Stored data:
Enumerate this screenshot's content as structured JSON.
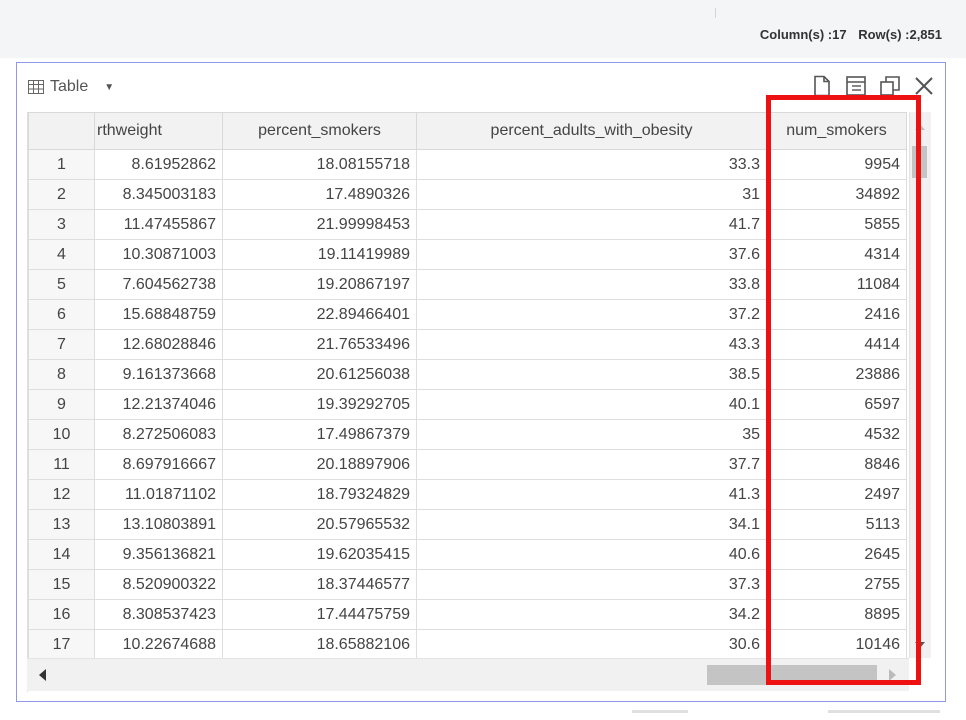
{
  "status": {
    "columns_text": "Column(s) :17",
    "rows_text": "Row(s) :2,851"
  },
  "panel": {
    "view_label": "Table",
    "icons": [
      "export-icon",
      "column-settings-icon",
      "restore-window-icon",
      "close-icon"
    ]
  },
  "table": {
    "columns": [
      "rthweight",
      "percent_smokers",
      "percent_adults_with_obesity",
      "num_smokers"
    ],
    "rows": [
      [
        "1",
        "8.61952862",
        "18.08155718",
        "33.3",
        "9954"
      ],
      [
        "2",
        "8.345003183",
        "17.4890326",
        "31",
        "34892"
      ],
      [
        "3",
        "11.47455867",
        "21.99998453",
        "41.7",
        "5855"
      ],
      [
        "4",
        "10.30871003",
        "19.11419989",
        "37.6",
        "4314"
      ],
      [
        "5",
        "7.604562738",
        "19.20867197",
        "33.8",
        "11084"
      ],
      [
        "6",
        "15.68848759",
        "22.89466401",
        "37.2",
        "2416"
      ],
      [
        "7",
        "12.68028846",
        "21.76533496",
        "43.3",
        "4414"
      ],
      [
        "8",
        "9.161373668",
        "20.61256038",
        "38.5",
        "23886"
      ],
      [
        "9",
        "12.21374046",
        "19.39292705",
        "40.1",
        "6597"
      ],
      [
        "10",
        "8.272506083",
        "17.49867379",
        "35",
        "4532"
      ],
      [
        "11",
        "8.697916667",
        "20.18897906",
        "37.7",
        "8846"
      ],
      [
        "12",
        "11.01871102",
        "18.79324829",
        "41.3",
        "2497"
      ],
      [
        "13",
        "13.10803891",
        "20.57965532",
        "34.1",
        "5113"
      ],
      [
        "14",
        "9.356136821",
        "19.62035415",
        "40.6",
        "2645"
      ],
      [
        "15",
        "8.520900322",
        "18.37446577",
        "37.3",
        "2755"
      ],
      [
        "16",
        "8.308537423",
        "17.44475759",
        "34.2",
        "8895"
      ],
      [
        "17",
        "10.22674688",
        "18.65882106",
        "30.6",
        "10146"
      ]
    ]
  },
  "colors": {
    "highlight": "#ee1111",
    "panel_border": "#8e99e8"
  }
}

DIRECTIVE: Retype every record above exactly as written, but leave out the pictures.

PROBLEM SOLUTION:
Enumerate this screenshot's content as structured JSON.
{
  "status": {
    "columns_text": "Column(s) :17",
    "rows_text": "Row(s) :2,851"
  },
  "panel": {
    "view_label": "Table",
    "icons": [
      "export-icon",
      "column-settings-icon",
      "restore-window-icon",
      "close-icon"
    ]
  },
  "table": {
    "columns": [
      "rthweight",
      "percent_smokers",
      "percent_adults_with_obesity",
      "num_smokers"
    ],
    "rows": [
      [
        "1",
        "8.61952862",
        "18.08155718",
        "33.3",
        "9954"
      ],
      [
        "2",
        "8.345003183",
        "17.4890326",
        "31",
        "34892"
      ],
      [
        "3",
        "11.47455867",
        "21.99998453",
        "41.7",
        "5855"
      ],
      [
        "4",
        "10.30871003",
        "19.11419989",
        "37.6",
        "4314"
      ],
      [
        "5",
        "7.604562738",
        "19.20867197",
        "33.8",
        "11084"
      ],
      [
        "6",
        "15.68848759",
        "22.89466401",
        "37.2",
        "2416"
      ],
      [
        "7",
        "12.68028846",
        "21.76533496",
        "43.3",
        "4414"
      ],
      [
        "8",
        "9.161373668",
        "20.61256038",
        "38.5",
        "23886"
      ],
      [
        "9",
        "12.21374046",
        "19.39292705",
        "40.1",
        "6597"
      ],
      [
        "10",
        "8.272506083",
        "17.49867379",
        "35",
        "4532"
      ],
      [
        "11",
        "8.697916667",
        "20.18897906",
        "37.7",
        "8846"
      ],
      [
        "12",
        "11.01871102",
        "18.79324829",
        "41.3",
        "2497"
      ],
      [
        "13",
        "13.10803891",
        "20.57965532",
        "34.1",
        "5113"
      ],
      [
        "14",
        "9.356136821",
        "19.62035415",
        "40.6",
        "2645"
      ],
      [
        "15",
        "8.520900322",
        "18.37446577",
        "37.3",
        "2755"
      ],
      [
        "16",
        "8.308537423",
        "17.44475759",
        "34.2",
        "8895"
      ],
      [
        "17",
        "10.22674688",
        "18.65882106",
        "30.6",
        "10146"
      ]
    ]
  },
  "colors": {
    "highlight": "#ee1111",
    "panel_border": "#8e99e8"
  }
}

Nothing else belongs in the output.